### WRITTEN TASK
In the entries below, count every line with the word "absence". Return only the count.

%%

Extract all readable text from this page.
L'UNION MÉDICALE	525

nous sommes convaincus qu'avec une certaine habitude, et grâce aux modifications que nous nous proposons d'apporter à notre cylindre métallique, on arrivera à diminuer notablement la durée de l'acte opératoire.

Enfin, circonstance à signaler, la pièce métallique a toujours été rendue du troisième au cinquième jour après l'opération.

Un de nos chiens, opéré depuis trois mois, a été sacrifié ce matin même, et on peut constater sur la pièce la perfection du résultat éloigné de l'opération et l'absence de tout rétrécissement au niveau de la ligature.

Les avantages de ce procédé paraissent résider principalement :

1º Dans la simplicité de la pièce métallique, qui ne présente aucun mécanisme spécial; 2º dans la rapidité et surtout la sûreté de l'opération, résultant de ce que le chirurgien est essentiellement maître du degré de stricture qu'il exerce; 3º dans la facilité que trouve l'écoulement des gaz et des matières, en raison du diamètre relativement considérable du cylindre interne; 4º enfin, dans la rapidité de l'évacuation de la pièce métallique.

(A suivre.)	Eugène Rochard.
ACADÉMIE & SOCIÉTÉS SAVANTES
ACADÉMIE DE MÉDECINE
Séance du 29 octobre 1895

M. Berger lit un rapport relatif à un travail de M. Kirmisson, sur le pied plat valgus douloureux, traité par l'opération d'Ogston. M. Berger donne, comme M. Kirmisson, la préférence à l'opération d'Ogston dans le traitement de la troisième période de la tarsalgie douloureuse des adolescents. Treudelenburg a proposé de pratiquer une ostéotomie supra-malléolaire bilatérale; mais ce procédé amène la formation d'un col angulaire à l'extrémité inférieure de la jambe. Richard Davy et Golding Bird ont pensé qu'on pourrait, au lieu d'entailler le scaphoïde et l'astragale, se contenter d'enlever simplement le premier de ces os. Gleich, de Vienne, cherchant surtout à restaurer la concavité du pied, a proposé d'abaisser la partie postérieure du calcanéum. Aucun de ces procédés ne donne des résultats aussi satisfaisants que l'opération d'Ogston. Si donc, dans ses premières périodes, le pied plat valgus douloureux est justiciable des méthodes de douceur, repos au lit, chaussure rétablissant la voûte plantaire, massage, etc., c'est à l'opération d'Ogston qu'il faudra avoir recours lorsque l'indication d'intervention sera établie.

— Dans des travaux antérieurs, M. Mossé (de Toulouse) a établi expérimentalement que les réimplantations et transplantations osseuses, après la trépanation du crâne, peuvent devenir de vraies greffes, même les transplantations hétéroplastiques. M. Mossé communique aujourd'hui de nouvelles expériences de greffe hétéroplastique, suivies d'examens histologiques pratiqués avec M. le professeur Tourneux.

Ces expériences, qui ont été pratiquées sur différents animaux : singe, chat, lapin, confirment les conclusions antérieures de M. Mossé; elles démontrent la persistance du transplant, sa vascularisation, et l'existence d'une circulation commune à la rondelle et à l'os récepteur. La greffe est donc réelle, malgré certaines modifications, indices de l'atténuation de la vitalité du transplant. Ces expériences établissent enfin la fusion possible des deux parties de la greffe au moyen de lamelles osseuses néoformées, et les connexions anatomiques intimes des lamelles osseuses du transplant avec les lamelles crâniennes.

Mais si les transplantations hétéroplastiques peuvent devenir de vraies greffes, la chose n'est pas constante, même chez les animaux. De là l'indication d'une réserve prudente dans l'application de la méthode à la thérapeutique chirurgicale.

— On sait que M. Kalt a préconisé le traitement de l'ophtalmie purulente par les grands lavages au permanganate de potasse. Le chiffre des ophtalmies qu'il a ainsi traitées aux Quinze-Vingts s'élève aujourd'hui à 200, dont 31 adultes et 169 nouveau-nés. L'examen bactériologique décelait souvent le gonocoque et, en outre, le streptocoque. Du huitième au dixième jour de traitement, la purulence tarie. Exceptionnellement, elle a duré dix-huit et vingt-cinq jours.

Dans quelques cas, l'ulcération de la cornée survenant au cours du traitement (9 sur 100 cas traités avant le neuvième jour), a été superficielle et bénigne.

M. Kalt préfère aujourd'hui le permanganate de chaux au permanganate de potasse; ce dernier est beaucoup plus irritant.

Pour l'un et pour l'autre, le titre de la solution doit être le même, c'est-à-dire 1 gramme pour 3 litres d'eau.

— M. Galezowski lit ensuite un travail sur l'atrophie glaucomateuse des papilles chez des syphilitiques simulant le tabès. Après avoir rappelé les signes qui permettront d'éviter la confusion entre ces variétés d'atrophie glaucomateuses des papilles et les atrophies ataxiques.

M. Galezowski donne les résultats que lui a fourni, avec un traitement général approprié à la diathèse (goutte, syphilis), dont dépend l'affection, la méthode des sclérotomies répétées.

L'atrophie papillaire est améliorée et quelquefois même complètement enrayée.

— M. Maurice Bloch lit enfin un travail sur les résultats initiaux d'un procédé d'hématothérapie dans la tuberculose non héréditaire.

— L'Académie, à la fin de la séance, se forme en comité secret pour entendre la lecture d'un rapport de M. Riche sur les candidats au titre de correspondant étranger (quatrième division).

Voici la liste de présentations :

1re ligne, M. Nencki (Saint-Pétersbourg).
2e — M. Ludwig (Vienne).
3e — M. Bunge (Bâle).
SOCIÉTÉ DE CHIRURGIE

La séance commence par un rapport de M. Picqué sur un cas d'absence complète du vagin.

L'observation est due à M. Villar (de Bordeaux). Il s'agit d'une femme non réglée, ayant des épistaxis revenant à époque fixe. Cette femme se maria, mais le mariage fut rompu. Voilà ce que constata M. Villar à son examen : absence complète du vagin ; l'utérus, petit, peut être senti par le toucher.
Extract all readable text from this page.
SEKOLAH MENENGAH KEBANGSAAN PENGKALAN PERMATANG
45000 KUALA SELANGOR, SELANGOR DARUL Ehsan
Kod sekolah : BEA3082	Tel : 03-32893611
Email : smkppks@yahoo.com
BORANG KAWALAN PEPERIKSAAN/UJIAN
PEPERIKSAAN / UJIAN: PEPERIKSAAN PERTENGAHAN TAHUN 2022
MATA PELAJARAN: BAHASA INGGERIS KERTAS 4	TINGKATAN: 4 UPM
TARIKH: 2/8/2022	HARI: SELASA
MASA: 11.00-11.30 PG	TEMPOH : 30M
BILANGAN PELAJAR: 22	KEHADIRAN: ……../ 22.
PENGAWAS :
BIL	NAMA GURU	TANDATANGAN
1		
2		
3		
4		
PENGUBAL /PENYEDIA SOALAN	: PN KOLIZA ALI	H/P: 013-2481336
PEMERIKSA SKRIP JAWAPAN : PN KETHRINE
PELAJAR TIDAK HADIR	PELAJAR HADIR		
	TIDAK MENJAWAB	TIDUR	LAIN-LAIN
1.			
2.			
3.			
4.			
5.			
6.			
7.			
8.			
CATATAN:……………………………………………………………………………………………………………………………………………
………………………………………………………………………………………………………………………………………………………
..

%%
%%

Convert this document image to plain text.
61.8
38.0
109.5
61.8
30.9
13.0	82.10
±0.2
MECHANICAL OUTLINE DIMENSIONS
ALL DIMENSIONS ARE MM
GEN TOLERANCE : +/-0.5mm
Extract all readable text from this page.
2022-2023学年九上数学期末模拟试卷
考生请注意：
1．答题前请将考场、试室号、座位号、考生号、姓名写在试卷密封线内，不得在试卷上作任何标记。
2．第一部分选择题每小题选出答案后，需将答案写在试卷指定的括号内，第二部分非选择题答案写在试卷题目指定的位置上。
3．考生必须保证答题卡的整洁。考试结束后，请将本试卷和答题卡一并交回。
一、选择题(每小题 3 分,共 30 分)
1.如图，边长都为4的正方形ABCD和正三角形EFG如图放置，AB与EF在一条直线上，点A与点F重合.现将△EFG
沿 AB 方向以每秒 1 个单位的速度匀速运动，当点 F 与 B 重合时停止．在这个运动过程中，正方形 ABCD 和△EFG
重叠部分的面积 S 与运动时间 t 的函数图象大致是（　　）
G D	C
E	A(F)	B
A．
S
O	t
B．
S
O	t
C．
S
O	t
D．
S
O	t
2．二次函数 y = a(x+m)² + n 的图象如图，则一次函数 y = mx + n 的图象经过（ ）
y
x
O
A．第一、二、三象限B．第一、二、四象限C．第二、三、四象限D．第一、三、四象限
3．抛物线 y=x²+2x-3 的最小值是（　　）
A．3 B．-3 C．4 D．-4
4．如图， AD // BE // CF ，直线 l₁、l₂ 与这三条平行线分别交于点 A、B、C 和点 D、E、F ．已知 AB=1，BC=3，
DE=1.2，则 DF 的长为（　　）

%%

### RESPONSE TO THIS EXERCISE
3